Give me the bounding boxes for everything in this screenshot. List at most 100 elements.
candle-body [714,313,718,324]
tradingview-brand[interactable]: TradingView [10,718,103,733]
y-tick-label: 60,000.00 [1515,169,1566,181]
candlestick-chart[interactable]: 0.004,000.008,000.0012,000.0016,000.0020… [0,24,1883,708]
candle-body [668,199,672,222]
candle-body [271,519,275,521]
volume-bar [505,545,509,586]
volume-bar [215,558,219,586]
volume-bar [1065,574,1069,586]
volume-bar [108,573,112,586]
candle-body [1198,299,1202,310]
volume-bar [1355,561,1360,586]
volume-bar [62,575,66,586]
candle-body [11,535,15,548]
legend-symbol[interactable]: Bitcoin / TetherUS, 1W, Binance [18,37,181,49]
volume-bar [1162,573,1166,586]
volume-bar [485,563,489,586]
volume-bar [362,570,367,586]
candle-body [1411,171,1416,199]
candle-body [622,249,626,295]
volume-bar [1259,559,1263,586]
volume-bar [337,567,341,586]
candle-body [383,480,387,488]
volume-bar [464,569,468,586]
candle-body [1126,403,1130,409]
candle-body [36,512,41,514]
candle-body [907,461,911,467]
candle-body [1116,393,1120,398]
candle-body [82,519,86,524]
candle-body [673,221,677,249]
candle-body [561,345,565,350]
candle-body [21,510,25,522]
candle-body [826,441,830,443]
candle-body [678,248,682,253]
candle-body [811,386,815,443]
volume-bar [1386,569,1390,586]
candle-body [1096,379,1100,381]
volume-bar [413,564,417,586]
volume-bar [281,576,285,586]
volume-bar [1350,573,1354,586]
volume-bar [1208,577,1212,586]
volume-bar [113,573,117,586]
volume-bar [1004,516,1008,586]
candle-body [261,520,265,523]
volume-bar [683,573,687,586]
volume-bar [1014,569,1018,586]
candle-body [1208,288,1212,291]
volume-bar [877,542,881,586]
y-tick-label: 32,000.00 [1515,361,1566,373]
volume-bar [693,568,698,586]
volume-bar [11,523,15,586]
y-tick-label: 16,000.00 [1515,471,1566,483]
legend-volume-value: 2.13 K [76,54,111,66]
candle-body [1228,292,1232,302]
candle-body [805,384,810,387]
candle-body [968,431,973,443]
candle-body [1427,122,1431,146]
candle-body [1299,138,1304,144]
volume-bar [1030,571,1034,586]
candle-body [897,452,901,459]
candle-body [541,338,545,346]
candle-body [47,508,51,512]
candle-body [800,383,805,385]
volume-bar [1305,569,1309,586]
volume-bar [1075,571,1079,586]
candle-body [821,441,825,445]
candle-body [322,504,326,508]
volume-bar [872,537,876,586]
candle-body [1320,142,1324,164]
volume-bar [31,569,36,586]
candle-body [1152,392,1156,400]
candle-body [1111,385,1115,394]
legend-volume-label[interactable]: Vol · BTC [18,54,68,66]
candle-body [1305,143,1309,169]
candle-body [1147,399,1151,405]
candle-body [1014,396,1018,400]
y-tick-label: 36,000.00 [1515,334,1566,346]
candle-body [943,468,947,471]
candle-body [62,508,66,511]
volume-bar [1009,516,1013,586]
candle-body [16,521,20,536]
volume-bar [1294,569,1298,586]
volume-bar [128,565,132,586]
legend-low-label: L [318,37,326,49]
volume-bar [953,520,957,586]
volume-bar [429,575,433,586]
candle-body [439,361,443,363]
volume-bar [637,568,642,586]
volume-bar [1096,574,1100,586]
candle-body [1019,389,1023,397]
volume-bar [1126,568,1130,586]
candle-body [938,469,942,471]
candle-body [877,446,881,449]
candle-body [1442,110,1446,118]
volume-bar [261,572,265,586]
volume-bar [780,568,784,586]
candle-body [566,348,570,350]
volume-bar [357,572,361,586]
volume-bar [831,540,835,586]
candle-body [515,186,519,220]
◇ ◇ ◇ ◇ ◇
→ EXERCISE PROMPT: Reproduce the listing above verbatim, from its first line through the line containing "candle-body [36,512,41,514]", both included.

→ EXPECTED ANSWER:
Give me the bounding boxes for everything in this screenshot. List at most 100 elements.
candle-body [714,313,718,324]
tradingview-brand[interactable]: TradingView [10,718,103,733]
y-tick-label: 60,000.00 [1515,169,1566,181]
candlestick-chart[interactable]: 0.004,000.008,000.0012,000.0016,000.0020… [0,24,1883,708]
candle-body [668,199,672,222]
candle-body [271,519,275,521]
volume-bar [505,545,509,586]
volume-bar [215,558,219,586]
volume-bar [1065,574,1069,586]
volume-bar [108,573,112,586]
candle-body [1198,299,1202,310]
volume-bar [1355,561,1360,586]
volume-bar [62,575,66,586]
candle-body [11,535,15,548]
legend-symbol[interactable]: Bitcoin / TetherUS, 1W, Binance [18,37,181,49]
volume-bar [1162,573,1166,586]
volume-bar [485,563,489,586]
volume-bar [362,570,367,586]
candle-body [1411,171,1416,199]
candle-body [622,249,626,295]
volume-bar [1259,559,1263,586]
volume-bar [337,567,341,586]
candle-body [383,480,387,488]
volume-bar [464,569,468,586]
candle-body [1126,403,1130,409]
candle-body [36,512,41,514]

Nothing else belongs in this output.